#### Short exercise:
Where a line holds "needs", copy it.

#### Data:
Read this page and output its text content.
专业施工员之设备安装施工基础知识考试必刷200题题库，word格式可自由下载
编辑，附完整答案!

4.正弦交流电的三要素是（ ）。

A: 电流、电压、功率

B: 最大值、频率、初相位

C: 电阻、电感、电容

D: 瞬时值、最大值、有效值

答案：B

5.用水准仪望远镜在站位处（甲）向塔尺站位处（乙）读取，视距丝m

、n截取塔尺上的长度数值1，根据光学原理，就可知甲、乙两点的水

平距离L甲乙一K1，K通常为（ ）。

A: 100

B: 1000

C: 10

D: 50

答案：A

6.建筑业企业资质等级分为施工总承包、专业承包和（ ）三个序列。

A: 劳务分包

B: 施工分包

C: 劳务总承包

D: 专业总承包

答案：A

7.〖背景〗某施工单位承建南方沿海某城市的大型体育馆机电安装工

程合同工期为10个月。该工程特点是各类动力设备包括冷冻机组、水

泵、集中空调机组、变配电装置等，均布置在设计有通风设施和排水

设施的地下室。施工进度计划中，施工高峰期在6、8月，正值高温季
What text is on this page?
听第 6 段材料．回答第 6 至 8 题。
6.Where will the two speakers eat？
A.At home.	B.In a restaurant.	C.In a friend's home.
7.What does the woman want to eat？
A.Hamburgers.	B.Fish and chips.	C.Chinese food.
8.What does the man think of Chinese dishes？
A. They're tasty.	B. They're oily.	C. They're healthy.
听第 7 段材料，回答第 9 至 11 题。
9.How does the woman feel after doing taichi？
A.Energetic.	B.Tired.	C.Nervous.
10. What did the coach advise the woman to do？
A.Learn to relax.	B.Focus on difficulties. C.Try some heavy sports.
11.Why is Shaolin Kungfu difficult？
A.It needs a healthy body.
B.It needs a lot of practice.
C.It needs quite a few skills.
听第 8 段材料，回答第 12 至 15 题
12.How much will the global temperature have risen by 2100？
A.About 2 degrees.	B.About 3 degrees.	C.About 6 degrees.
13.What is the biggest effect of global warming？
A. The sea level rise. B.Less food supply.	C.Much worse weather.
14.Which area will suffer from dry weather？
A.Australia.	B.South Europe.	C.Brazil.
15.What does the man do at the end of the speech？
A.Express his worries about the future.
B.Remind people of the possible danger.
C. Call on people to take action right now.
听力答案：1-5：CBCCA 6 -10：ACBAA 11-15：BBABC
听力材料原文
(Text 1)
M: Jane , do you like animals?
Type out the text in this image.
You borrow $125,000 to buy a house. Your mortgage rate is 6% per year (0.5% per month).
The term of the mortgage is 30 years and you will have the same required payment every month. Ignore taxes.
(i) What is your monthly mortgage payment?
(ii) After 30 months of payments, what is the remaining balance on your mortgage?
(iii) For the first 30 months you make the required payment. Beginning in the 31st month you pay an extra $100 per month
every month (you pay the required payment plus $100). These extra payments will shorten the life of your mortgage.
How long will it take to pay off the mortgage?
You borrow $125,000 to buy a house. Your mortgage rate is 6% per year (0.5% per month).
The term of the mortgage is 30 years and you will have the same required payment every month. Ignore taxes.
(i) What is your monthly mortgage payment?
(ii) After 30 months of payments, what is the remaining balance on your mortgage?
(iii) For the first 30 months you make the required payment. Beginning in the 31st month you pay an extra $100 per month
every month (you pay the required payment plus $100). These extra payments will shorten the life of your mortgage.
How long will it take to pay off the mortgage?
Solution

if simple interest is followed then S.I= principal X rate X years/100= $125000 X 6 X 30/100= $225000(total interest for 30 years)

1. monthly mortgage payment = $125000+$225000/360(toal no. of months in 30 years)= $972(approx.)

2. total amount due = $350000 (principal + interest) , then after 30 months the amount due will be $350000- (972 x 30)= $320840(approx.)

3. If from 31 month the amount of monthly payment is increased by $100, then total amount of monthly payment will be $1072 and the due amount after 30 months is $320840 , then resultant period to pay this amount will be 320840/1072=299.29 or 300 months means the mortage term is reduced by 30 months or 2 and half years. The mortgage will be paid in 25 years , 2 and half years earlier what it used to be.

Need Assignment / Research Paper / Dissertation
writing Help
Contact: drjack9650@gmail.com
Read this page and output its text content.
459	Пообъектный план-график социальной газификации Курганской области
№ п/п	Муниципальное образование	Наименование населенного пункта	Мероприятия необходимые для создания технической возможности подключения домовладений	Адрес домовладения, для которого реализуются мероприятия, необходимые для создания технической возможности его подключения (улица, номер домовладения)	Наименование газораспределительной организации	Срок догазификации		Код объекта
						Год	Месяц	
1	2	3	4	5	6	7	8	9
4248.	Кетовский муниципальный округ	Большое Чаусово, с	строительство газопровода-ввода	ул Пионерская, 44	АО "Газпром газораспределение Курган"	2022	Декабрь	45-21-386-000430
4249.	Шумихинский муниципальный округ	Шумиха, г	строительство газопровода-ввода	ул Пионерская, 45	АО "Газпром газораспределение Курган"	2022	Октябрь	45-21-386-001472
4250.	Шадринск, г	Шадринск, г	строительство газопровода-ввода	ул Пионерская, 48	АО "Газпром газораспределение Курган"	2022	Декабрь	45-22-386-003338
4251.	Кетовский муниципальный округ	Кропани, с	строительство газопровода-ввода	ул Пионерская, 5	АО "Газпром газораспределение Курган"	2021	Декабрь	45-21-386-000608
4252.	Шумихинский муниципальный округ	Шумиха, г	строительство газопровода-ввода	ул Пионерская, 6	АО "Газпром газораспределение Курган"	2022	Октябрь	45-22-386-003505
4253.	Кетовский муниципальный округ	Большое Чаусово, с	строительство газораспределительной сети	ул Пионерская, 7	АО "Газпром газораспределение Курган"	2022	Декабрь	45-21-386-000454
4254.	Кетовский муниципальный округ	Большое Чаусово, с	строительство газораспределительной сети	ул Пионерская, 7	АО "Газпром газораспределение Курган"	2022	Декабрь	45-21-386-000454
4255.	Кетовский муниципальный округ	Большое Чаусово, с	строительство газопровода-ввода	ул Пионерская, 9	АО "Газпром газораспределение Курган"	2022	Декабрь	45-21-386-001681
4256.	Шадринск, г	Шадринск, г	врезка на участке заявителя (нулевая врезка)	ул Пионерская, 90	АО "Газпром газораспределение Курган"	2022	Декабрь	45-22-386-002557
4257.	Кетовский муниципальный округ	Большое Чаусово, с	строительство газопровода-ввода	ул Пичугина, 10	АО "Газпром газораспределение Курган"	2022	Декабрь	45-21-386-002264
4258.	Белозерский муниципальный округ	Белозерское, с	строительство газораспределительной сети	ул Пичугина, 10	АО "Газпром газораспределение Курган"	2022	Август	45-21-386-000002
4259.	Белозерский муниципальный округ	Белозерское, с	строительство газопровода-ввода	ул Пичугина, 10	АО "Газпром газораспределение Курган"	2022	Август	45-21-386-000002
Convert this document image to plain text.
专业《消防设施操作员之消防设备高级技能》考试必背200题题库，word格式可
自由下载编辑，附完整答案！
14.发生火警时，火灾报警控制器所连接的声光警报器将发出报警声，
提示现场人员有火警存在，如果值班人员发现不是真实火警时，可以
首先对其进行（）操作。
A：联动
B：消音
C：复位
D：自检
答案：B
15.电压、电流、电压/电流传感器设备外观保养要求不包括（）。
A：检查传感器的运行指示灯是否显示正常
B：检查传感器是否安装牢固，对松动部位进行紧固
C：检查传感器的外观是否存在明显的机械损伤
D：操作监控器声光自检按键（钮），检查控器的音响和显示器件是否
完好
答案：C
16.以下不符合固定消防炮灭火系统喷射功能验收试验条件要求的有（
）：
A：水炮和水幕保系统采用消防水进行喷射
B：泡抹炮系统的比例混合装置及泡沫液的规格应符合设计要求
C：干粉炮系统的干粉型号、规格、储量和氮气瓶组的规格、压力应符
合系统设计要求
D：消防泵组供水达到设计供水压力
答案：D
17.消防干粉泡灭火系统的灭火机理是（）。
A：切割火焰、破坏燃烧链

#### Task solution:
A.It needs a healthy body.
B.It needs a lot of practice.
C.It needs quite a few skills.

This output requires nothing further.